• **EXERCISE DETAILS**: Records follow. Pull out every line that contains "hiện".

((

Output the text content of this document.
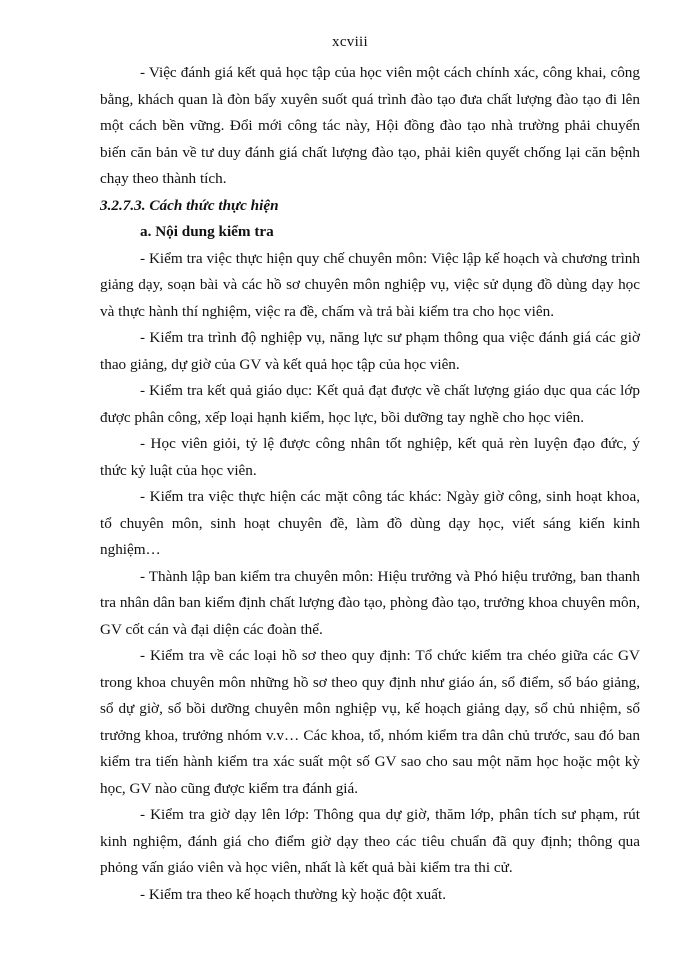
xcviii

- Việc đánh giá kết quả học tập của học viên một cách chính xác, công khai, công bằng, khách quan là đòn bẩy xuyên suốt quá trình đào tạo đưa chất lượng đào tạo đi lên một cách bền vững. Đổi mới công tác này, Hội đồng đào tạo nhà trường phải chuyển biến căn bản về tư duy đánh giá chất lượng đào tạo, phải kiên quyết chống lại căn bệnh chạy theo thành tích.

3.2.7.3. Cách thức thực hiện

a. Nội dung kiểm tra

- Kiểm tra việc thực hiện quy chế chuyên môn: Việc lập kế hoạch và chương trình giảng dạy, soạn bài và các hồ sơ chuyên môn nghiệp vụ, việc sử dụng đồ dùng dạy học và thực hành thí nghiệm, việc ra đề, chấm và trả bài kiểm tra cho học viên.

- Kiểm tra trình độ nghiệp vụ, năng lực sư phạm thông qua việc đánh giá các giờ thao giảng, dự giờ của GV và kết quả học tập của học viên.

- Kiểm tra kết quả giáo dục: Kết quả đạt được về chất lượng giáo dục qua các lớp được phân công, xếp loại hạnh kiểm, học lực, bồi dưỡng tay nghề cho học viên.

- Học viên giỏi, tỷ lệ được công nhân tốt nghiệp, kết quả rèn luyện đạo đức, ý thức kỷ luật của học viên.

- Kiểm tra việc thực hiện các mặt công tác khác: Ngày giờ công, sinh hoạt khoa, tổ chuyên môn, sinh hoạt chuyên đề, làm đồ dùng dạy học, viết sáng kiến kinh nghiệm…

- Thành lập ban kiểm tra chuyên môn: Hiệu trưởng và Phó hiệu trưởng, ban thanh tra nhân dân ban kiểm định chất lượng đào tạo, phòng đào tạo, trưởng khoa chuyên môn, GV cốt cán và đại diện các đoàn thể.

- Kiểm tra về các loại hồ sơ theo quy định: Tổ chức kiểm tra chéo giữa các GV trong khoa chuyên môn những hồ sơ theo quy định như giáo án, sổ điểm, sổ báo giảng, sổ dự giờ, sổ bồi dưỡng chuyên môn nghiệp vụ, kế hoạch giảng dạy, sổ chủ nhiệm, sổ trưởng khoa, trưởng nhóm v.v… Các khoa, tổ, nhóm kiểm tra dân chủ trước, sau đó ban kiểm tra tiến hành kiểm tra xác suất một số GV sao cho sau một năm học hoặc một kỳ học, GV nào cũng được kiểm tra đánh giá.

- Kiểm tra giờ dạy lên lớp: Thông qua dự giờ, thăm lớp, phân tích sư phạm, rút kinh nghiệm, đánh giá cho điểm giờ dạy theo các tiêu chuẩn đã quy định; thông qua phỏng vấn giáo viên và học viên, nhất là kết quả bài kiểm tra thi cử.

- Kiểm tra theo kế hoạch thường kỳ hoặc đột xuất.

))

• **WORKED SOLUTION**:
3.2.7.3. Cách thức thực hiện
- Kiểm tra việc thực hiện quy chế chuyên môn: Việc lập kế hoạch và chương trình giảng dạy, soạn bài và các hồ sơ chuyên môn nghiệp vụ, việc sử dụng đồ dùng dạy học và thực hành thí nghiệm, việc ra đề, chấm và trả bài kiểm tra cho học viên.
- Kiểm tra việc thực hiện các mặt công tác khác: Ngày giờ công, sinh hoạt khoa, tổ chuyên môn, sinh hoạt chuyên đề, làm đồ dùng dạy học, viết sáng kiến kinh nghiệm…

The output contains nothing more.